-- Begin EXTRACT --
I received my B.A. from the University of California, Riverside, in 1983 and my Ph.D. from Harvard University in 1987. After obtaining my Ph.D. I came here to the University of Kentucky, where I obtained tenure in 1993. My research interests fall into three overlapping categories: teasing and peer victimization; interpersonal expectancy effects; and meta-analysis and other methodological issues.

I began my career focusing on interpersonal expectancy effects, or self-fulfilling prophecies. My early work focused on the verbal and nonverbal mediators of expectancy effects: e.g., when teachers hold positive expectancies for certain students, how do they treat those students differently so as to elicit the expected behavior? More recently I have turned my attention to moderators of expectancy effects, in other words, identifying personality and situational variables that influence whether an expectancy effect is likely to occur. I have also looked at the self-fulfilling effects of stigmatizing information, particularly in children, including research in collaboration with Rich Milich on the effects of the ADHD label on children's peer interactions. My most recent work on expectancy effects has focused on the moderating roles of interpersonal power, where I have conducted a series of studies in collaboration with my former graduate students John Georgesen and Robin Lightner that seeks to understand why it is that perceivers possessing higher power are more likely to obtain expectancy effects.

While at Harvard I had the incredible good fortune to have as my advisor Robert Rosenthal, who in addition to being the nicest man on this planet is also one of the leading authorities on meta-analysis, the set of statistical techniques that allows the quantitative combination of the results from multiple studies. I have collaborated on 12 published meta-analyses in addition to writing about meta-analysis. In addition, I have developed a graduate course in meta-analysis that is offered regularly. I have a general interest in research methods in addition to my expertise in meta-analysis. Along with Richard Smith, I have written a chapter on multimethod approaches in social psychology that recently appeared in an edited volume published by the APA. I was also co-author on the 7th edition of the SPSSI-produced "Research Methods in Social Relations" textbook.

Cutting across my research is an emphasis on studying interpersonal behavior and dyadic interactions, with a corresponding emphasis on studying the role of nonverbal behavior in determining the outcomes of interactions between individuals. I currently serve as Associate Editor of the Journal of Nonverbal Behavior.
-- End EXTRACT --
-- Begin RAW DATA --
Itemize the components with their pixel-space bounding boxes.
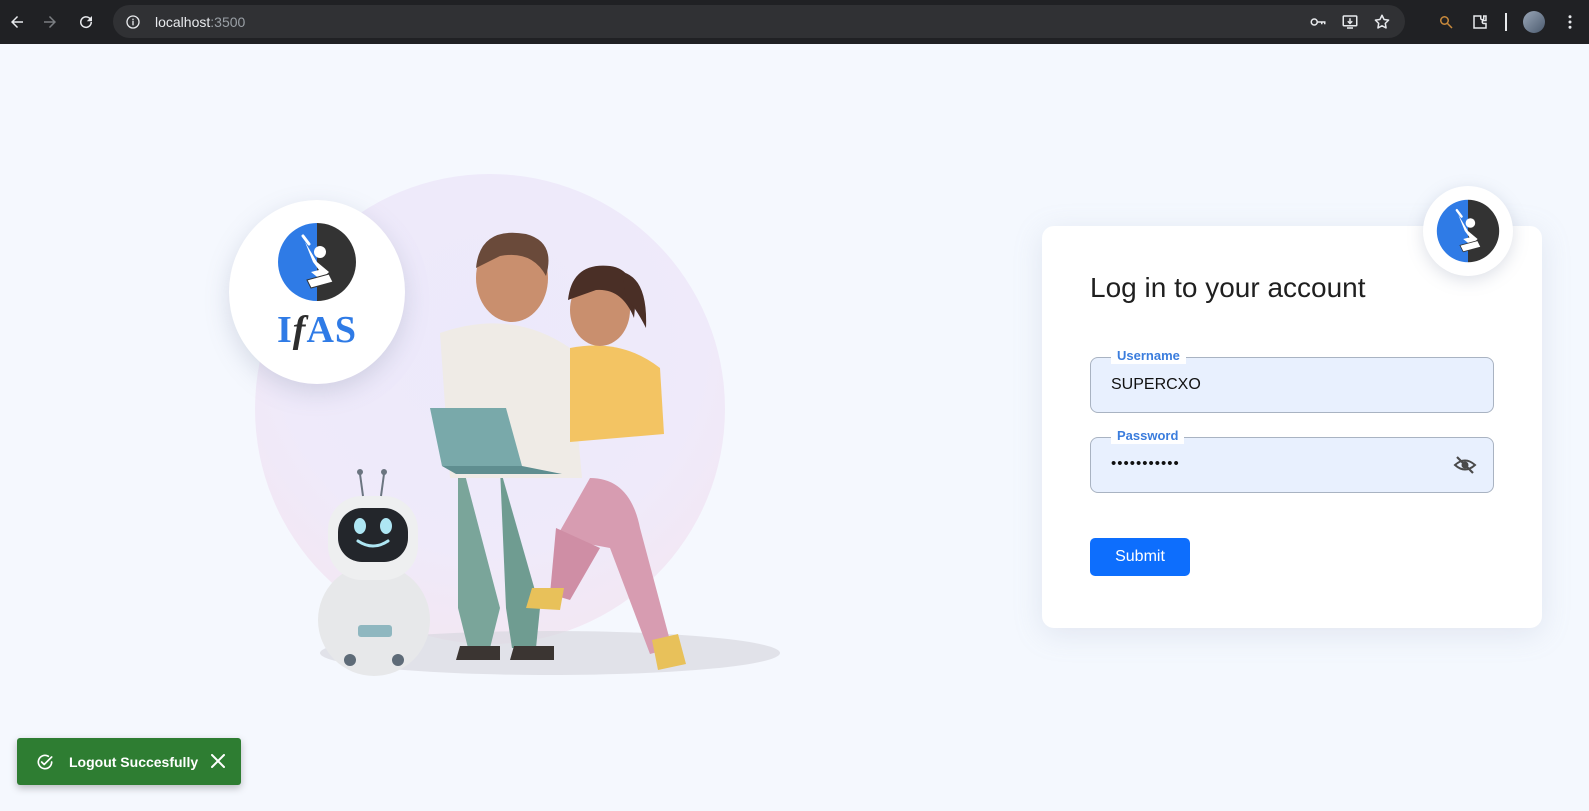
-- End RAW DATA --
▸ WHAT TO DO
1. In the research profile, in what year did the writer obtain tenure at the University of Kentucky?
2. Repeat the stretch of the research profile from "Cutting across my" through "of Nonverbal Behavior.", replacing "dyadic interactions" with "paired interactions".
The data can be left aside for what comes next.

▸ TASK-BY-TASK OUTPUTS
1. 1993

2.
Cutting across my research is an emphasis on studying interpersonal behavior and paired interactions, with a corresponding emphasis on studying the role of nonverbal behavior in determining the outcomes of interactions between individuals. I currently serve as Associate Editor of the Journal of Nonverbal Behavior.